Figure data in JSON
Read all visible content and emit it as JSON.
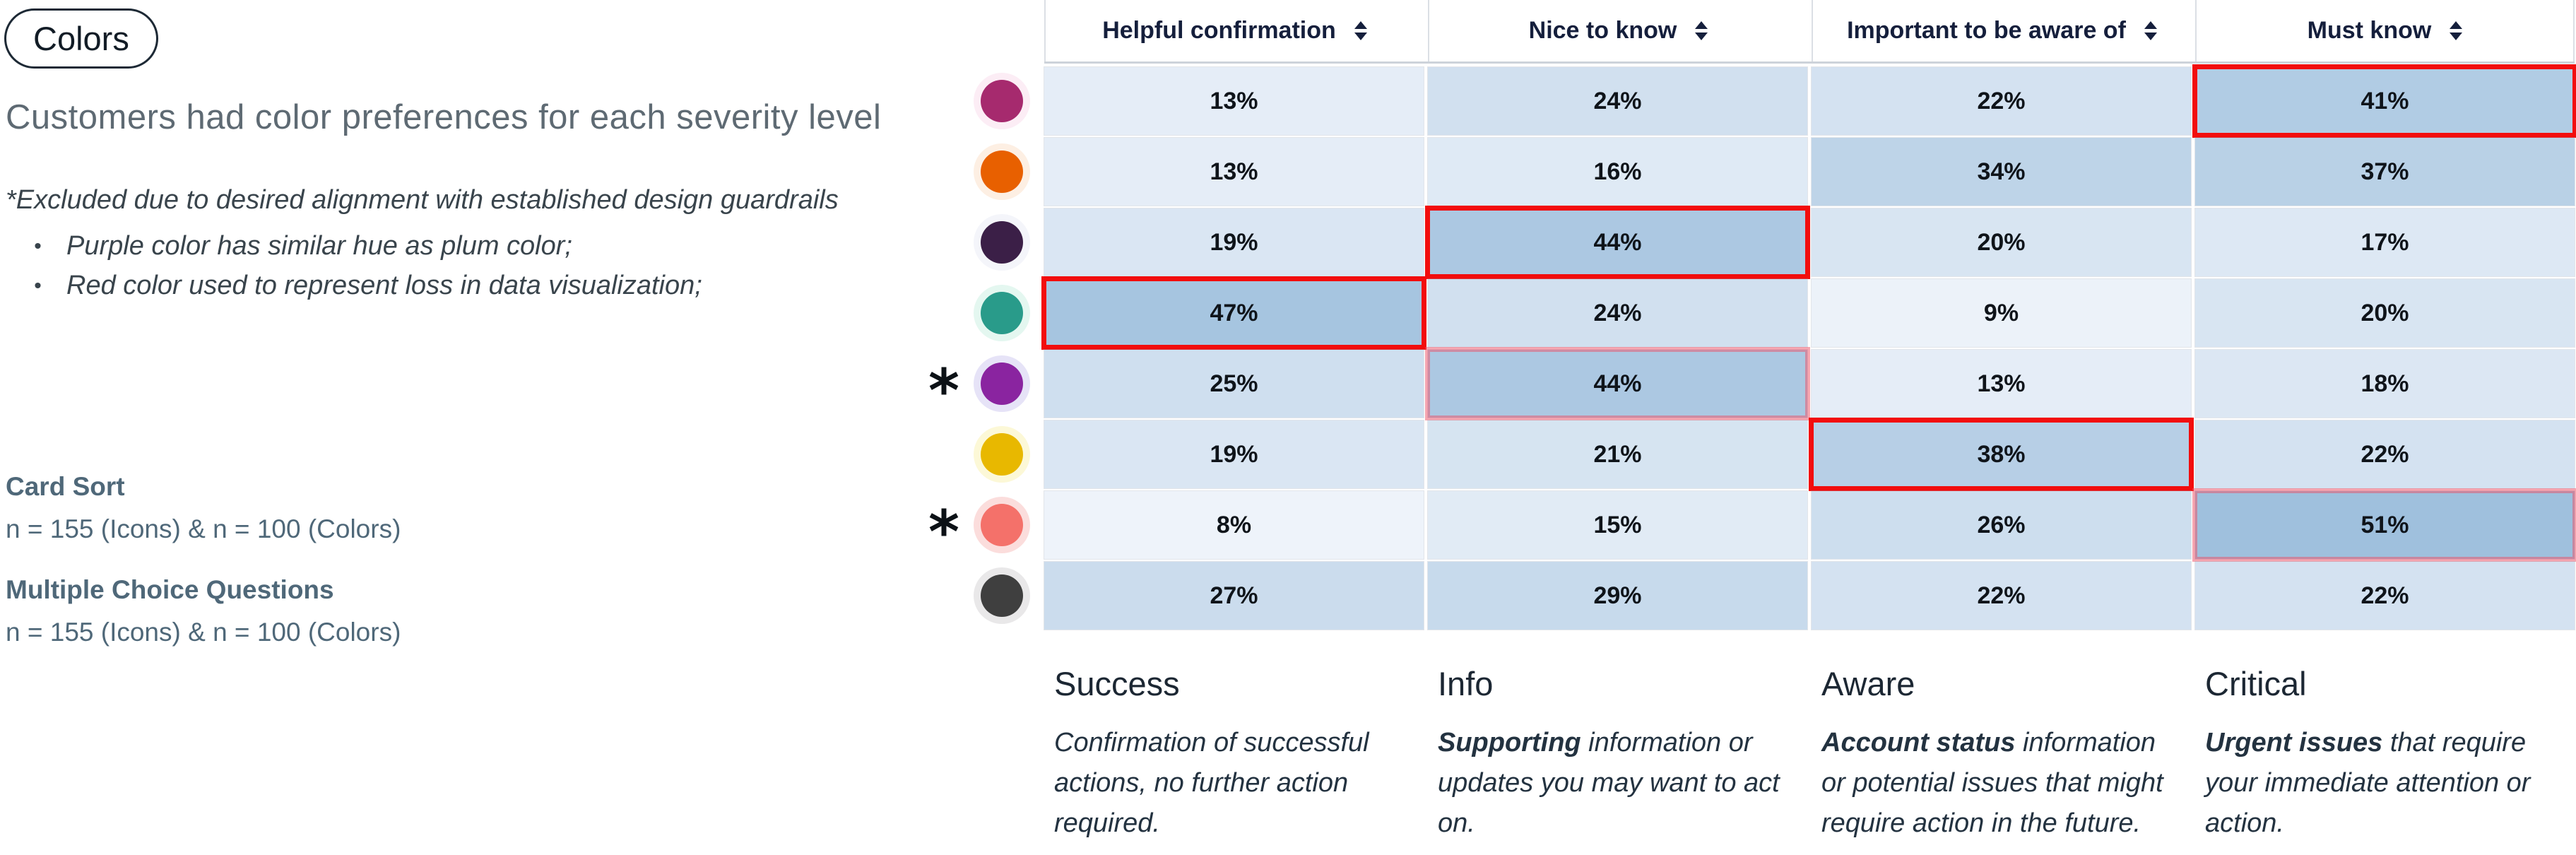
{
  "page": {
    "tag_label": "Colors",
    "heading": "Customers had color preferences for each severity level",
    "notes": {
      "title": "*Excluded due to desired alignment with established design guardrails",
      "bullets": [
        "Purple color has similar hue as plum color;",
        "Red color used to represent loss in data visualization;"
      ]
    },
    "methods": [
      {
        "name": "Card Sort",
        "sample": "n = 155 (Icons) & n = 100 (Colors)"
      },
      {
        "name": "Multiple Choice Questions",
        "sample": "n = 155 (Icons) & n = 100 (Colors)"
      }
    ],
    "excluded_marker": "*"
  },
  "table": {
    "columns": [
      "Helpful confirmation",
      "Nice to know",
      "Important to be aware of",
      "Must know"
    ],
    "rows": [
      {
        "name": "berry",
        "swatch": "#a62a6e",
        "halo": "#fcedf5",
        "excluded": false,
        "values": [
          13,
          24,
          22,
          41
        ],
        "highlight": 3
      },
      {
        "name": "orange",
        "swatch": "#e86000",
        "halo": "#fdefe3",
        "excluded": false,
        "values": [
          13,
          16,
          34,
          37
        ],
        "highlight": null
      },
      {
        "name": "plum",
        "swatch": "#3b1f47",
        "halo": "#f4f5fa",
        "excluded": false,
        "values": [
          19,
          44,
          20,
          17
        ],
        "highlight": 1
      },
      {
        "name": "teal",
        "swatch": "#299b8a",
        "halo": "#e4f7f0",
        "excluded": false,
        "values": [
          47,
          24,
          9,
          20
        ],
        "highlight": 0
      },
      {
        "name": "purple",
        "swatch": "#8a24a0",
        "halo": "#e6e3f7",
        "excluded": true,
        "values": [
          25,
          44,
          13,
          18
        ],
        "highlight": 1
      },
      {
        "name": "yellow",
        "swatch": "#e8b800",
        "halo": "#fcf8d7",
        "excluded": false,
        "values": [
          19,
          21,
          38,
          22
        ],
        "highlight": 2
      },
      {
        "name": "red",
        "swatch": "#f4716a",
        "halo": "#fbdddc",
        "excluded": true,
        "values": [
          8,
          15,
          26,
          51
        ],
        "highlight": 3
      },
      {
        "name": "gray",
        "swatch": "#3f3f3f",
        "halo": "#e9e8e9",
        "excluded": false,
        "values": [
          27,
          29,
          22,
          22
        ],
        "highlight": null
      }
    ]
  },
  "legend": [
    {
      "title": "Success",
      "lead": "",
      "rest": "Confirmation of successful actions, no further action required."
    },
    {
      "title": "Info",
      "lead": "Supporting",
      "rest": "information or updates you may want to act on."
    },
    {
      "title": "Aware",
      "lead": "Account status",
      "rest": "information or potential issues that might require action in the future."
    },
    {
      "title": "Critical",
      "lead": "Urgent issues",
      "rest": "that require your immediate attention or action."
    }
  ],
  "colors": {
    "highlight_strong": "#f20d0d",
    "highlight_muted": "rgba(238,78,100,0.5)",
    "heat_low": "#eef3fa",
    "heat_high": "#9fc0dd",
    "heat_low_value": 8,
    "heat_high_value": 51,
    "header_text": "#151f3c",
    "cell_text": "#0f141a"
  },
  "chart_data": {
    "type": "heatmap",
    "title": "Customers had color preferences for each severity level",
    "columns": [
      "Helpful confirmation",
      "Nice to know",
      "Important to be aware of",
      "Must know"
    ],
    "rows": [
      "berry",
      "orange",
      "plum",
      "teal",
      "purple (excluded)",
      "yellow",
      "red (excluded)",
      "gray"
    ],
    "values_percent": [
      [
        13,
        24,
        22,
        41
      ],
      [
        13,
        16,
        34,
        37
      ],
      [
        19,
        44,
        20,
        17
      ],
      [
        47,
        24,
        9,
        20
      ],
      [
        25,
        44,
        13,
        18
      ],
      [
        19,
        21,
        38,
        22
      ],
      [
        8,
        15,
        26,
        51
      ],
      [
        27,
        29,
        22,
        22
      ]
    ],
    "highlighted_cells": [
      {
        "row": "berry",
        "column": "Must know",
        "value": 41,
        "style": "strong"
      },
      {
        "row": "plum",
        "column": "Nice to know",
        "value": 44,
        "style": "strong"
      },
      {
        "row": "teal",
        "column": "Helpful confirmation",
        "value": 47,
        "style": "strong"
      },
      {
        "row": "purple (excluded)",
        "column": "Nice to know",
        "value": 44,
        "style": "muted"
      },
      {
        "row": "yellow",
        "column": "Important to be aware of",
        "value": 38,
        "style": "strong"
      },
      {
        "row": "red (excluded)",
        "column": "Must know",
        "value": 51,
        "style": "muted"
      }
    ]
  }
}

--- Written problem ---
Using the data above, print every line exactly, omitting pictures.

--- Expected output ---
Read all visible content and emit it as JSON.
{
  "page": {
    "tag_label": "Colors",
    "heading": "Customers had color preferences for each severity level",
    "notes": {
      "title": "*Excluded due to desired alignment with established design guardrails",
      "bullets": [
        "Purple color has similar hue as plum color;",
        "Red color used to represent loss in data visualization;"
      ]
    },
    "methods": [
      {
        "name": "Card Sort",
        "sample": "n = 155 (Icons) & n = 100 (Colors)"
      },
      {
        "name": "Multiple Choice Questions",
        "sample": "n = 155 (Icons) & n = 100 (Colors)"
      }
    ],
    "excluded_marker": "*"
  },
  "table": {
    "columns": [
      "Helpful confirmation",
      "Nice to know",
      "Important to be aware of",
      "Must know"
    ],
    "rows": [
      {
        "name": "berry",
        "swatch": "#a62a6e",
        "halo": "#fcedf5",
        "excluded": false,
        "values": [
          13,
          24,
          22,
          41
        ],
        "highlight": 3
      },
      {
        "name": "orange",
        "swatch": "#e86000",
        "halo": "#fdefe3",
        "excluded": false,
        "values": [
          13,
          16,
          34,
          37
        ],
        "highlight": null
      },
      {
        "name": "plum",
        "swatch": "#3b1f47",
        "halo": "#f4f5fa",
        "excluded": false,
        "values": [
          19,
          44,
          20,
          17
        ],
        "highlight": 1
      },
      {
        "name": "teal",
        "swatch": "#299b8a",
        "halo": "#e4f7f0",
        "excluded": false,
        "values": [
          47,
          24,
          9,
          20
        ],
        "highlight": 0
      },
      {
        "name": "purple",
        "swatch": "#8a24a0",
        "halo": "#e6e3f7",
        "excluded": true,
        "values": [
          25,
          44,
          13,
          18
        ],
        "highlight": 1
      },
      {
        "name": "yellow",
        "swatch": "#e8b800",
        "halo": "#fcf8d7",
        "excluded": false,
        "values": [
          19,
          21,
          38,
          22
        ],
        "highlight": 2
      },
      {
        "name": "red",
        "swatch": "#f4716a",
        "halo": "#fbdddc",
        "excluded": true,
        "values": [
          8,
          15,
          26,
          51
        ],
        "highlight": 3
      },
      {
        "name": "gray",
        "swatch": "#3f3f3f",
        "halo": "#e9e8e9",
        "excluded": false,
        "values": [
          27,
          29,
          22,
          22
        ],
        "highlight": null
      }
    ]
  },
  "legend": [
    {
      "title": "Success",
      "lead": "",
      "rest": "Confirmation of successful actions, no further action required."
    },
    {
      "title": "Info",
      "lead": "Supporting",
      "rest": "information or updates you may want to act on."
    },
    {
      "title": "Aware",
      "lead": "Account status",
      "rest": "information or potential issues that might require action in the future."
    },
    {
      "title": "Critical",
      "lead": "Urgent issues",
      "rest": "that require your immediate attention or action."
    }
  ],
  "colors": {
    "highlight_strong": "#f20d0d",
    "highlight_muted": "rgba(238,78,100,0.5)",
    "heat_low": "#eef3fa",
    "heat_high": "#9fc0dd",
    "heat_low_value": 8,
    "heat_high_value": 51,
    "header_text": "#151f3c",
    "cell_text": "#0f141a"
  },
  "chart_data": {
    "type": "heatmap",
    "title": "Customers had color preferences for each severity level",
    "columns": [
      "Helpful confirmation",
      "Nice to know",
      "Important to be aware of",
      "Must know"
    ],
    "rows": [
      "berry",
      "orange",
      "plum",
      "teal",
      "purple (excluded)",
      "yellow",
      "red (excluded)",
      "gray"
    ],
    "values_percent": [
      [
        13,
        24,
        22,
        41
      ],
      [
        13,
        16,
        34,
        37
      ],
      [
        19,
        44,
        20,
        17
      ],
      [
        47,
        24,
        9,
        20
      ],
      [
        25,
        44,
        13,
        18
      ],
      [
        19,
        21,
        38,
        22
      ],
      [
        8,
        15,
        26,
        51
      ],
      [
        27,
        29,
        22,
        22
      ]
    ],
    "highlighted_cells": [
      {
        "row": "berry",
        "column": "Must know",
        "value": 41,
        "style": "strong"
      },
      {
        "row": "plum",
        "column": "Nice to know",
        "value": 44,
        "style": "strong"
      },
      {
        "row": "teal",
        "column": "Helpful confirmation",
        "value": 47,
        "style": "strong"
      },
      {
        "row": "purple (excluded)",
        "column": "Nice to know",
        "value": 44,
        "style": "muted"
      },
      {
        "row": "yellow",
        "column": "Important to be aware of",
        "value": 38,
        "style": "strong"
      },
      {
        "row": "red (excluded)",
        "column": "Must know",
        "value": 51,
        "style": "muted"
      }
    ]
  }
}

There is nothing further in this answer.